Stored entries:

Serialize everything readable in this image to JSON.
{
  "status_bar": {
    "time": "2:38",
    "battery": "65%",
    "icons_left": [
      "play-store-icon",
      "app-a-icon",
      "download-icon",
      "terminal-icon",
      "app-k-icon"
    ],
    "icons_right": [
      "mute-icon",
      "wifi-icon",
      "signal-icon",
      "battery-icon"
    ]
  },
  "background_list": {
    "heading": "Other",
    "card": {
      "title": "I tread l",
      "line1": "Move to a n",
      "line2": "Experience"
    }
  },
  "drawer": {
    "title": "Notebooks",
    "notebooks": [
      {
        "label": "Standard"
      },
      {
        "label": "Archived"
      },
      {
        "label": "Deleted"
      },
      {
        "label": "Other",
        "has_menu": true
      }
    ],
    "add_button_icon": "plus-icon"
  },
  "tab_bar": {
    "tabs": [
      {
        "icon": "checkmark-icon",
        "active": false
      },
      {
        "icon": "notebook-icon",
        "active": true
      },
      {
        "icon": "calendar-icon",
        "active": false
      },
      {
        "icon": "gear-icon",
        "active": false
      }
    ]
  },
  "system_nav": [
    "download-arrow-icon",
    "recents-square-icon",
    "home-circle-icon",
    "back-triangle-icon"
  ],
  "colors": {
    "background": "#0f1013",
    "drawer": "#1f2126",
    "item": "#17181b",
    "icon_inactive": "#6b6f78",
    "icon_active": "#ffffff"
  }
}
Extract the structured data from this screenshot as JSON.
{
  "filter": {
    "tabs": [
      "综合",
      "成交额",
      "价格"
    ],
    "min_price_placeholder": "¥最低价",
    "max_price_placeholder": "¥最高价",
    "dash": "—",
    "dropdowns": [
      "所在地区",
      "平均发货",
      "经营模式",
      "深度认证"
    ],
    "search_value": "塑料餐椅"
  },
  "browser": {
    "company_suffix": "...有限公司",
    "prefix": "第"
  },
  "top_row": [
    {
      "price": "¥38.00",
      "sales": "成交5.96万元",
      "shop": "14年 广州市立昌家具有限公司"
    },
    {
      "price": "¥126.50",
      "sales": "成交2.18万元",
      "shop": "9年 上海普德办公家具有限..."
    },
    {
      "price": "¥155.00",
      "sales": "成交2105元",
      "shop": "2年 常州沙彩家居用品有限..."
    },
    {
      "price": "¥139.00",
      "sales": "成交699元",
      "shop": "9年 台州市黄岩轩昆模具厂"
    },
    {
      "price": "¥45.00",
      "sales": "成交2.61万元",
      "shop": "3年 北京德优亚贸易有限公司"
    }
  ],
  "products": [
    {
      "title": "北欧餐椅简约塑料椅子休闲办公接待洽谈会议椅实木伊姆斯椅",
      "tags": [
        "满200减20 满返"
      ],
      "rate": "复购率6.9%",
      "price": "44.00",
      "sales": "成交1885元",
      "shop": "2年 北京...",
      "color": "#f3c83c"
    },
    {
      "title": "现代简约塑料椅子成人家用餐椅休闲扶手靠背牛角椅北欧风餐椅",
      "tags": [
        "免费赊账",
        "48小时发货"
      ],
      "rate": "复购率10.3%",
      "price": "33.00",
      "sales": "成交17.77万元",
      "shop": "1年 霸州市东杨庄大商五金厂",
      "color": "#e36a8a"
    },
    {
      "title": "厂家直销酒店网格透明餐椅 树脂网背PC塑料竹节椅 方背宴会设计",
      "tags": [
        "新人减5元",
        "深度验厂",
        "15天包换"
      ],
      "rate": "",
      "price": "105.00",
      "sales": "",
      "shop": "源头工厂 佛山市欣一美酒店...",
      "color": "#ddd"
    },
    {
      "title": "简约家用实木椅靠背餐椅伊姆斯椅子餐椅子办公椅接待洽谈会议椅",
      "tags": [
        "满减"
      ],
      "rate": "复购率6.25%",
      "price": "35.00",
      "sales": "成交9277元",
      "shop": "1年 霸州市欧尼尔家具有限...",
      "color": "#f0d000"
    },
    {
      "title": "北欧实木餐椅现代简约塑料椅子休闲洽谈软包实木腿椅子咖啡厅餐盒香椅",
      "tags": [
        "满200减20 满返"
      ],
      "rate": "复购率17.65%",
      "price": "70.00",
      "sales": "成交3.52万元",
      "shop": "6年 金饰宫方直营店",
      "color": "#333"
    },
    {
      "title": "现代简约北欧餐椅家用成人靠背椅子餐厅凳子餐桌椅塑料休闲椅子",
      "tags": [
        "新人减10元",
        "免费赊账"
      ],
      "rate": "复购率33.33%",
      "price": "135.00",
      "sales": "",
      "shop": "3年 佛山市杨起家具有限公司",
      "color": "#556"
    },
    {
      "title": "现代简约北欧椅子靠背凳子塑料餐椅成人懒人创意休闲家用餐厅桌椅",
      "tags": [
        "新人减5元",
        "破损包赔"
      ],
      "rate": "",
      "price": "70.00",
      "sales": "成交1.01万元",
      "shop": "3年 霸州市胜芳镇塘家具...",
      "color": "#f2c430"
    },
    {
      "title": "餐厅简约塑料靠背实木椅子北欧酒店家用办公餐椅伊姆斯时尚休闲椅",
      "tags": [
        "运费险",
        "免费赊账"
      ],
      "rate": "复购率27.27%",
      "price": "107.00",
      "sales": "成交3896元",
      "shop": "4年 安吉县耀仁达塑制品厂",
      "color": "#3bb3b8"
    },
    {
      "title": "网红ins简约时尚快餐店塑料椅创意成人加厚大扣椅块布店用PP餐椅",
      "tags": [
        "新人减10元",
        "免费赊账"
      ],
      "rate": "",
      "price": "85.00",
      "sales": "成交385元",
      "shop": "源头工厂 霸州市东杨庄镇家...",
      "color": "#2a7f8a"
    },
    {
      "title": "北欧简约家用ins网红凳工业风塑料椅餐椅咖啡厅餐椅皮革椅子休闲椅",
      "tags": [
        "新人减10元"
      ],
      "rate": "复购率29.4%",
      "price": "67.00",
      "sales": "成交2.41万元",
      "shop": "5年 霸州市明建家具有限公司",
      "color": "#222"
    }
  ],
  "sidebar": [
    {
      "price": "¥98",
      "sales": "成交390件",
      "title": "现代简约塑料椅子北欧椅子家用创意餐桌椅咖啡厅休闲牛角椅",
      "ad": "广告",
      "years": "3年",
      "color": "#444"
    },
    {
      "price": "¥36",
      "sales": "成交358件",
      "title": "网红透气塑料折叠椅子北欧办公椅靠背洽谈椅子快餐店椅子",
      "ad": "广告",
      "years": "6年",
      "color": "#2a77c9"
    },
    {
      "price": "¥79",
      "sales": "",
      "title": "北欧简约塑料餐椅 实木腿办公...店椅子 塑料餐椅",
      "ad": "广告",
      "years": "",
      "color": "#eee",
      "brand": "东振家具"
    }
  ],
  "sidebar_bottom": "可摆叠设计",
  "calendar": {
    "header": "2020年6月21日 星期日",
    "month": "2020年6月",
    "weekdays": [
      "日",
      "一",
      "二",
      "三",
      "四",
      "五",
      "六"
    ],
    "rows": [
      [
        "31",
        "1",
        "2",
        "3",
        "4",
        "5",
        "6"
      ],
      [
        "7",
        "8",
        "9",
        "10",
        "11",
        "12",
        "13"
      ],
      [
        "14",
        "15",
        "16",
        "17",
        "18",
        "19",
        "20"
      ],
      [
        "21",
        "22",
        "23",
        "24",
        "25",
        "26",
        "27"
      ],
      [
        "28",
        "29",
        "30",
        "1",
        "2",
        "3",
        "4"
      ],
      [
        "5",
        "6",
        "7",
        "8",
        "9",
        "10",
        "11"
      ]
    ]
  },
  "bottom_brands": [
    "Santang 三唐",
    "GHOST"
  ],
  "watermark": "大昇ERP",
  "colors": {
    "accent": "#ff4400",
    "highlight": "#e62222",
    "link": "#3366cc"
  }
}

**What is being asked:**
Print the listing above in its entirety, with every line exact.

**Full output:**
Serialize everything readable in this image to JSON.
{
  "status_bar": {
    "time": "2:38",
    "battery": "65%",
    "icons_left": [
      "play-store-icon",
      "app-a-icon",
      "download-icon",
      "terminal-icon",
      "app-k-icon"
    ],
    "icons_right": [
      "mute-icon",
      "wifi-icon",
      "signal-icon",
      "battery-icon"
    ]
  },
  "background_list": {
    "heading": "Other",
    "card": {
      "title": "I tread l",
      "line1": "Move to a n",
      "line2": "Experience"
    }
  },
  "drawer": {
    "title": "Notebooks",
    "notebooks": [
      {
        "label": "Standard"
      },
      {
        "label": "Archived"
      },
      {
        "label": "Deleted"
      },
      {
        "label": "Other",
        "has_menu": true
      }
    ],
    "add_button_icon": "plus-icon"
  },
  "tab_bar": {
    "tabs": [
      {
        "icon": "checkmark-icon",
        "active": false
      },
      {
        "icon": "notebook-icon",
        "active": true
      },
      {
        "icon": "calendar-icon",
        "active": false
      },
      {
        "icon": "gear-icon",
        "active": false
      }
    ]
  },
  "system_nav": [
    "download-arrow-icon",
    "recents-square-icon",
    "home-circle-icon",
    "back-triangle-icon"
  ],
  "colors": {
    "background": "#0f1013",
    "drawer": "#1f2126",
    "item": "#17181b",
    "icon_inactive": "#6b6f78",
    "icon_active": "#ffffff"
  }
}
Extract the structured data from this screenshot as JSON.
{
  "filter": {
    "tabs": [
      "综合",
      "成交额",
      "价格"
    ],
    "min_price_placeholder": "¥最低价",
    "max_price_placeholder": "¥最高价",
    "dash": "—",
    "dropdowns": [
      "所在地区",
      "平均发货",
      "经营模式",
      "深度认证"
    ],
    "search_value": "塑料餐椅"
  },
  "browser": {
    "company_suffix": "...有限公司",
    "prefix": "第"
  },
  "top_row": [
    {
      "price": "¥38.00",
      "sales": "成交5.96万元",
      "shop": "14年 广州市立昌家具有限公司"
    },
    {
      "price": "¥126.50",
      "sales": "成交2.18万元",
      "shop": "9年 上海普德办公家具有限..."
    },
    {
      "price": "¥155.00",
      "sales": "成交2105元",
      "shop": "2年 常州沙彩家居用品有限..."
    },
    {
      "price": "¥139.00",
      "sales": "成交699元",
      "shop": "9年 台州市黄岩轩昆模具厂"
    },
    {
      "price": "¥45.00",
      "sales": "成交2.61万元",
      "shop": "3年 北京德优亚贸易有限公司"
    }
  ],
  "products": [
    {
      "title": "北欧餐椅简约塑料椅子休闲办公接待洽谈会议椅实木伊姆斯椅",
      "tags": [
        "满200减20 满返"
      ],
      "rate": "复购率6.9%",
      "price": "44.00",
      "sales": "成交1885元",
      "shop": "2年 北京...",
      "color": "#f3c83c"
    },
    {
      "title": "现代简约塑料椅子成人家用餐椅休闲扶手靠背牛角椅北欧风餐椅",
      "tags": [
        "免费赊账",
        "48小时发货"
      ],
      "rate": "复购率10.3%",
      "price": "33.00",
      "sales": "成交17.77万元",
      "shop": "1年 霸州市东杨庄大商五金厂",
      "color": "#e36a8a"
    },
    {
      "title": "厂家直销酒店网格透明餐椅 树脂网背PC塑料竹节椅 方背宴会设计",
      "tags": [
        "新人减5元",
        "深度验厂",
        "15天包换"
      ],
      "rate": "",
      "price": "105.00",
      "sales": "",
      "shop": "源头工厂 佛山市欣一美酒店...",
      "color": "#ddd"
    },
    {
      "title": "简约家用实木椅靠背餐椅伊姆斯椅子餐椅子办公椅接待洽谈会议椅",
      "tags": [
        "满减"
      ],
      "rate": "复购率6.25%",
      "price": "35.00",
      "sales": "成交9277元",
      "shop": "1年 霸州市欧尼尔家具有限...",
      "color": "#f0d000"
    },
    {
      "title": "北欧实木餐椅现代简约塑料椅子休闲洽谈软包实木腿椅子咖啡厅餐盒香椅",
      "tags": [
        "满200减20 满返"
      ],
      "rate": "复购率17.65%",
      "price": "70.00",
      "sales": "成交3.52万元",
      "shop": "6年 金饰宫方直营店",
      "color": "#333"
    },
    {
      "title": "现代简约北欧餐椅家用成人靠背椅子餐厅凳子餐桌椅塑料休闲椅子",
      "tags": [
        "新人减10元",
        "免费赊账"
      ],
      "rate": "复购率33.33%",
      "price": "135.00",
      "sales": "",
      "shop": "3年 佛山市杨起家具有限公司",
      "color": "#556"
    },
    {
      "title": "现代简约北欧椅子靠背凳子塑料餐椅成人懒人创意休闲家用餐厅桌椅",
      "tags": [
        "新人减5元",
        "破损包赔"
      ],
      "rate": "",
      "price": "70.00",
      "sales": "成交1.01万元",
      "shop": "3年 霸州市胜芳镇塘家具...",
      "color": "#f2c430"
    },
    {
      "title": "餐厅简约塑料靠背实木椅子北欧酒店家用办公餐椅伊姆斯时尚休闲椅",
      "tags": [
        "运费险",
        "免费赊账"
      ],
      "rate": "复购率27.27%",
      "price": "107.00",
      "sales": "成交3896元",
      "shop": "4年 安吉县耀仁达塑制品厂",
      "color": "#3bb3b8"
    },
    {
      "title": "网红ins简约时尚快餐店塑料椅创意成人加厚大扣椅块布店用PP餐椅",
      "tags": [
        "新人减10元",
        "免费赊账"
      ],
      "rate": "",
      "price": "85.00",
      "sales": "成交385元",
      "shop": "源头工厂 霸州市东杨庄镇家...",
      "color": "#2a7f8a"
    },
    {
      "title": "北欧简约家用ins网红凳工业风塑料椅餐椅咖啡厅餐椅皮革椅子休闲椅",
      "tags": [
        "新人减10元"
      ],
      "rate": "复购率29.4%",
      "price": "67.00",
      "sales": "成交2.41万元",
      "shop": "5年 霸州市明建家具有限公司",
      "color": "#222"
    }
  ],
  "sidebar": [
    {
      "price": "¥98",
      "sales": "成交390件",
      "title": "现代简约塑料椅子北欧椅子家用创意餐桌椅咖啡厅休闲牛角椅",
      "ad": "广告",
      "years": "3年",
      "color": "#444"
    },
    {
      "price": "¥36",
      "sales": "成交358件",
      "title": "网红透气塑料折叠椅子北欧办公椅靠背洽谈椅子快餐店椅子",
      "ad": "广告",
      "years": "6年",
      "color": "#2a77c9"
    },
    {
      "price": "¥79",
      "sales": "",
      "title": "北欧简约塑料餐椅 实木腿办公...店椅子 塑料餐椅",
      "ad": "广告",
      "years": "",
      "color": "#eee",
      "brand": "东振家具"
    }
  ],
  "sidebar_bottom": "可摆叠设计",
  "calendar": {
    "header": "2020年6月21日 星期日",
    "month": "2020年6月",
    "weekdays": [
      "日",
      "一",
      "二",
      "三",
      "四",
      "五",
      "六"
    ],
    "rows": [
      [
        "31",
        "1",
        "2",
        "3",
        "4",
        "5",
        "6"
      ],
      [
        "7",
        "8",
        "9",
        "10",
        "11",
        "12",
        "13"
      ],
      [
        "14",
        "15",
        "16",
        "17",
        "18",
        "19",
        "20"
      ],
      [
        "21",
        "22",
        "23",
        "24",
        "25",
        "26",
        "27"
      ],
      [
        "28",
        "29",
        "30",
        "1",
        "2",
        "3",
        "4"
      ],
      [
        "5",
        "6",
        "7",
        "8",
        "9",
        "10",
        "11"
      ]
    ]
  },
  "bottom_brands": [
    "Santang 三唐",
    "GHOST"
  ],
  "watermark": "大昇ERP",
  "colors": {
    "accent": "#ff4400",
    "highlight": "#e62222",
    "link": "#3366cc"
  }
}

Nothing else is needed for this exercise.